[What you are asked to do] Give the number of lines in the data that hold the word "from", and nothing else.

[Dataset]
* BEGIN *
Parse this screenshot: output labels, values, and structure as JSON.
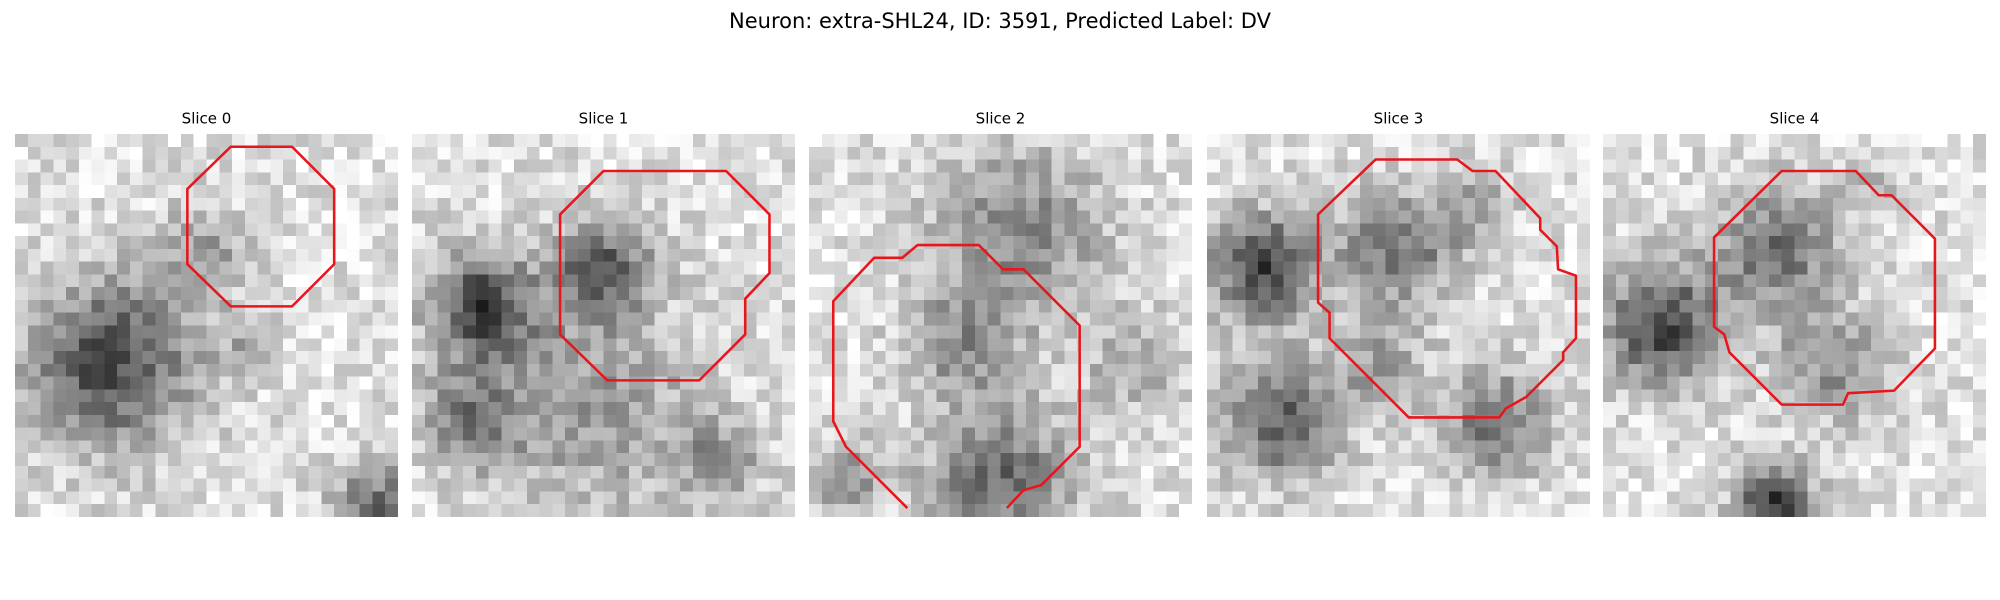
{
  "title": "Neuron: extra-SHL24, ID: 3591, Predicted Label: DV",
  "panels": [
    {
      "title": "Slice 0"
    },
    {
      "title": "Slice 1"
    },
    {
      "title": "Slice 2"
    },
    {
      "title": "Slice 3"
    },
    {
      "title": "Slice 4"
    }
  ]
}
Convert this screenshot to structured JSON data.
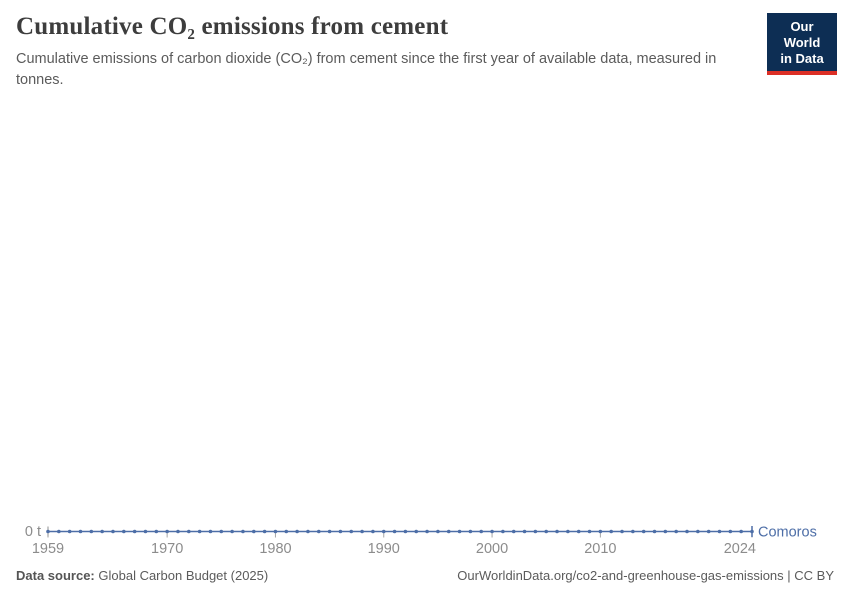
{
  "header": {
    "title": "Cumulative CO₂ emissions from cement",
    "subtitle": "Cumulative emissions of carbon dioxide (CO₂) from cement since the first year of available data, measured in tonnes."
  },
  "logo": {
    "line1": "Our World",
    "line2": "in Data",
    "bg_color": "#0d2e54",
    "stripe_color": "#dc2f26"
  },
  "chart_data": {
    "type": "line",
    "title": "Cumulative CO₂ emissions from cement",
    "xlabel": "",
    "ylabel": "",
    "unit": "t",
    "y_axis_label": "0 t",
    "x_range": [
      1959,
      2024
    ],
    "ylim": [
      0,
      0
    ],
    "grid": false,
    "legend_position": "end-of-line",
    "x_ticks": [
      1959,
      1970,
      1980,
      1990,
      2000,
      2010,
      2024
    ],
    "x": [
      1959,
      1960,
      1961,
      1962,
      1963,
      1964,
      1965,
      1966,
      1967,
      1968,
      1969,
      1970,
      1971,
      1972,
      1973,
      1974,
      1975,
      1976,
      1977,
      1978,
      1979,
      1980,
      1981,
      1982,
      1983,
      1984,
      1985,
      1986,
      1987,
      1988,
      1989,
      1990,
      1991,
      1992,
      1993,
      1994,
      1995,
      1996,
      1997,
      1998,
      1999,
      2000,
      2001,
      2002,
      2003,
      2004,
      2005,
      2006,
      2007,
      2008,
      2009,
      2010,
      2011,
      2012,
      2013,
      2014,
      2015,
      2016,
      2017,
      2018,
      2019,
      2020,
      2021,
      2022,
      2023,
      2024
    ],
    "series": [
      {
        "name": "Comoros",
        "color": "#4d6ea7",
        "values": [
          0,
          0,
          0,
          0,
          0,
          0,
          0,
          0,
          0,
          0,
          0,
          0,
          0,
          0,
          0,
          0,
          0,
          0,
          0,
          0,
          0,
          0,
          0,
          0,
          0,
          0,
          0,
          0,
          0,
          0,
          0,
          0,
          0,
          0,
          0,
          0,
          0,
          0,
          0,
          0,
          0,
          0,
          0,
          0,
          0,
          0,
          0,
          0,
          0,
          0,
          0,
          0,
          0,
          0,
          0,
          0,
          0,
          0,
          0,
          0,
          0,
          0,
          0,
          0,
          0,
          0
        ]
      }
    ],
    "colors": {
      "tick_label": "#8c8c8c",
      "axis_tick": "#a5a5a5"
    }
  },
  "footer": {
    "data_source_label": "Data source:",
    "data_source_value": "Global Carbon Budget (2025)",
    "note": "OurWorldinData.org/co2-and-greenhouse-gas-emissions | CC BY"
  }
}
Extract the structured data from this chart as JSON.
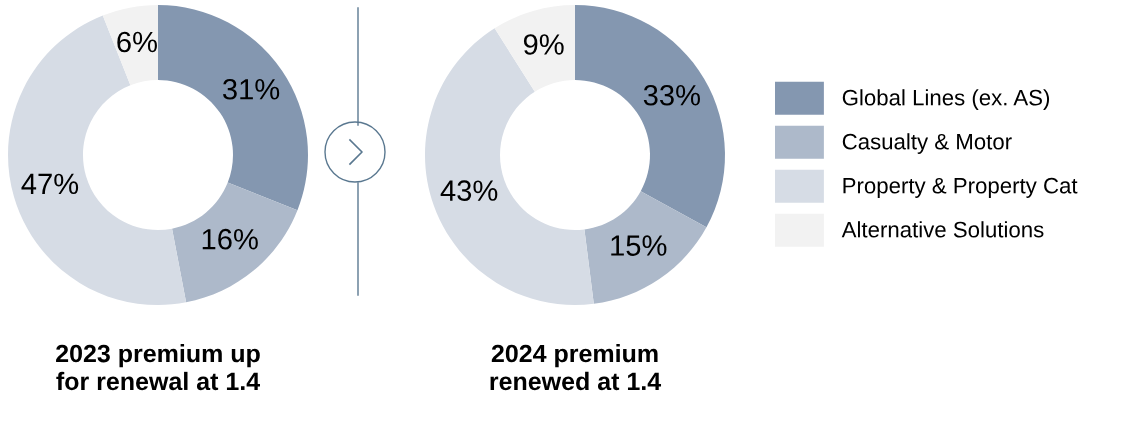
{
  "chart_data": [
    {
      "type": "donut",
      "title": "2023 premium up\nfor renewal at 1.4",
      "categories": [
        "Global Lines (ex. AS)",
        "Casualty & Motor",
        "Property & Property Cat",
        "Alternative Solutions"
      ],
      "values": [
        31,
        16,
        47,
        6
      ],
      "value_labels": [
        "31%",
        "16%",
        "47%",
        "6%"
      ],
      "colors": [
        "#8497b0",
        "#adb9ca",
        "#d6dce5",
        "#f2f2f2"
      ],
      "legend": "right"
    },
    {
      "type": "donut",
      "title": "2024 premium\nrenewed at 1.4",
      "categories": [
        null,
        null,
        null,
        null
      ],
      "values": [
        33,
        15,
        43,
        9
      ],
      "value_labels": [
        "33%",
        "15%",
        "43%",
        "9%"
      ],
      "colors": [
        "#8497b0",
        "#adb9ca",
        "#d6dce5",
        "#f2f2f2"
      ]
    }
  ]
}
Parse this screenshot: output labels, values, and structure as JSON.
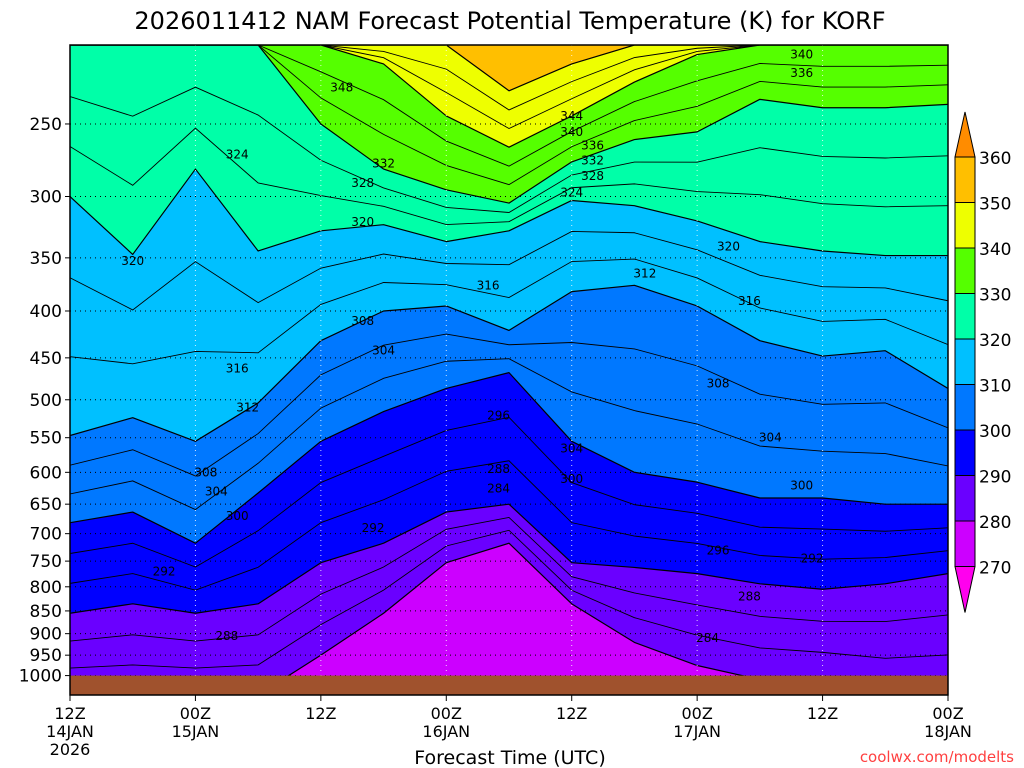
{
  "chart_data": {
    "type": "heatmap",
    "subtype": "filled-contour time-height cross-section",
    "title": "2026011412 NAM Forecast Potential Temperature (K) for KORF",
    "xlabel": "Forecast Time (UTC)",
    "ylabel": "",
    "credit": "coolwx.com/modelts",
    "x_hours": [
      0,
      6,
      12,
      18,
      24,
      30,
      36,
      42,
      48,
      54,
      60,
      66,
      72,
      78,
      84
    ],
    "xlim": [
      0,
      84
    ],
    "ylim": [
      1050,
      205
    ],
    "yscale": "log",
    "x_ticks": [
      {
        "h": 0,
        "l1": "12Z",
        "l2": "14JAN",
        "l3": "2026"
      },
      {
        "h": 12,
        "l1": "00Z",
        "l2": "15JAN",
        "l3": ""
      },
      {
        "h": 24,
        "l1": "12Z",
        "l2": "",
        "l3": ""
      },
      {
        "h": 36,
        "l1": "00Z",
        "l2": "16JAN",
        "l3": ""
      },
      {
        "h": 48,
        "l1": "12Z",
        "l2": "",
        "l3": ""
      },
      {
        "h": 60,
        "l1": "00Z",
        "l2": "17JAN",
        "l3": ""
      },
      {
        "h": 72,
        "l1": "12Z",
        "l2": "",
        "l3": ""
      },
      {
        "h": 84,
        "l1": "00Z",
        "l2": "18JAN",
        "l3": ""
      }
    ],
    "y_ticks": [
      "250",
      "300",
      "350",
      "400",
      "450",
      "500",
      "550",
      "600",
      "650",
      "700",
      "750",
      "800",
      "850",
      "900",
      "950",
      "1000"
    ],
    "ground_pressure": 1000,
    "isentropes": [
      {
        "level": 280,
        "pressure": [
          1050,
          1050,
          1050,
          1050,
          950,
          855,
          753,
          717,
          835,
          920,
          975,
          1010,
          1020,
          1050,
          1050
        ]
      },
      {
        "level": 290,
        "pressure": [
          855,
          835,
          855,
          835,
          753,
          717,
          663,
          650,
          753,
          762,
          774,
          794,
          805,
          794,
          774
        ]
      },
      {
        "level": 300,
        "pressure": [
          681,
          663,
          717,
          632,
          555,
          515,
          486,
          467,
          555,
          600,
          615,
          640,
          640,
          650,
          650
        ]
      },
      {
        "level": 310,
        "pressure": [
          547,
          523,
          555,
          504,
          431,
          400,
          395,
          420,
          381,
          375,
          395,
          431,
          448,
          442,
          486
        ]
      },
      {
        "level": 320,
        "pressure": [
          300,
          347,
          280,
          344,
          327,
          322,
          336,
          327,
          303,
          307,
          319,
          336,
          344,
          348,
          348
        ]
      },
      {
        "level": 330,
        "pressure": [
          205,
          205,
          205,
          205,
          250,
          280,
          295,
          305,
          275,
          260,
          255,
          235,
          240,
          240,
          238
        ]
      },
      {
        "level": 340,
        "pressure": [
          205,
          205,
          205,
          205,
          205,
          215,
          245,
          265,
          245,
          225,
          210,
          205,
          205,
          205,
          205
        ]
      },
      {
        "level": 350,
        "pressure": [
          205,
          205,
          205,
          205,
          205,
          205,
          205,
          230,
          215,
          205,
          205,
          205,
          205,
          205,
          205
        ]
      }
    ],
    "contour_labels": [
      {
        "text": "348",
        "h": 26,
        "p": 228
      },
      {
        "text": "344",
        "h": 48,
        "p": 245
      },
      {
        "text": "340",
        "h": 48,
        "p": 255
      },
      {
        "text": "336",
        "h": 50,
        "p": 264
      },
      {
        "text": "332",
        "h": 50,
        "p": 274
      },
      {
        "text": "328",
        "h": 50,
        "p": 285
      },
      {
        "text": "324",
        "h": 48,
        "p": 297
      },
      {
        "text": "340",
        "h": 70,
        "p": 210
      },
      {
        "text": "336",
        "h": 70,
        "p": 220
      },
      {
        "text": "324",
        "h": 16,
        "p": 270
      },
      {
        "text": "332",
        "h": 30,
        "p": 276
      },
      {
        "text": "328",
        "h": 28,
        "p": 290
      },
      {
        "text": "320",
        "h": 28,
        "p": 320
      },
      {
        "text": "320",
        "h": 6,
        "p": 353
      },
      {
        "text": "320",
        "h": 63,
        "p": 340
      },
      {
        "text": "316",
        "h": 40,
        "p": 375
      },
      {
        "text": "312",
        "h": 55,
        "p": 364
      },
      {
        "text": "316",
        "h": 65,
        "p": 390
      },
      {
        "text": "308",
        "h": 28,
        "p": 410
      },
      {
        "text": "304",
        "h": 30,
        "p": 442
      },
      {
        "text": "316",
        "h": 16,
        "p": 462
      },
      {
        "text": "312",
        "h": 17,
        "p": 510
      },
      {
        "text": "308",
        "h": 62,
        "p": 480
      },
      {
        "text": "304",
        "h": 67,
        "p": 550
      },
      {
        "text": "296",
        "h": 41,
        "p": 520
      },
      {
        "text": "304",
        "h": 48,
        "p": 565
      },
      {
        "text": "300",
        "h": 48,
        "p": 610
      },
      {
        "text": "300",
        "h": 70,
        "p": 620
      },
      {
        "text": "308",
        "h": 13,
        "p": 600
      },
      {
        "text": "304",
        "h": 14,
        "p": 630
      },
      {
        "text": "300",
        "h": 16,
        "p": 670
      },
      {
        "text": "292",
        "h": 29,
        "p": 690
      },
      {
        "text": "292",
        "h": 9,
        "p": 770
      },
      {
        "text": "288",
        "h": 41,
        "p": 595
      },
      {
        "text": "284",
        "h": 41,
        "p": 625
      },
      {
        "text": "296",
        "h": 62,
        "p": 730
      },
      {
        "text": "292",
        "h": 71,
        "p": 745
      },
      {
        "text": "288",
        "h": 65,
        "p": 820
      },
      {
        "text": "284",
        "h": 61,
        "p": 910
      },
      {
        "text": "288",
        "h": 15,
        "p": 905
      }
    ],
    "colorbar": {
      "labels": [
        "360",
        "350",
        "340",
        "330",
        "320",
        "310",
        "300",
        "290",
        "280",
        "270"
      ],
      "colors": [
        "#ff8c00",
        "#ffbf00",
        "#eeff00",
        "#55ff00",
        "#00ffa8",
        "#00c0ff",
        "#0078ff",
        "#0000ff",
        "#6a00ff",
        "#cc00ff",
        "#ff00ee"
      ]
    },
    "ground_color": "#a0522d"
  }
}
* END *
[In response] 4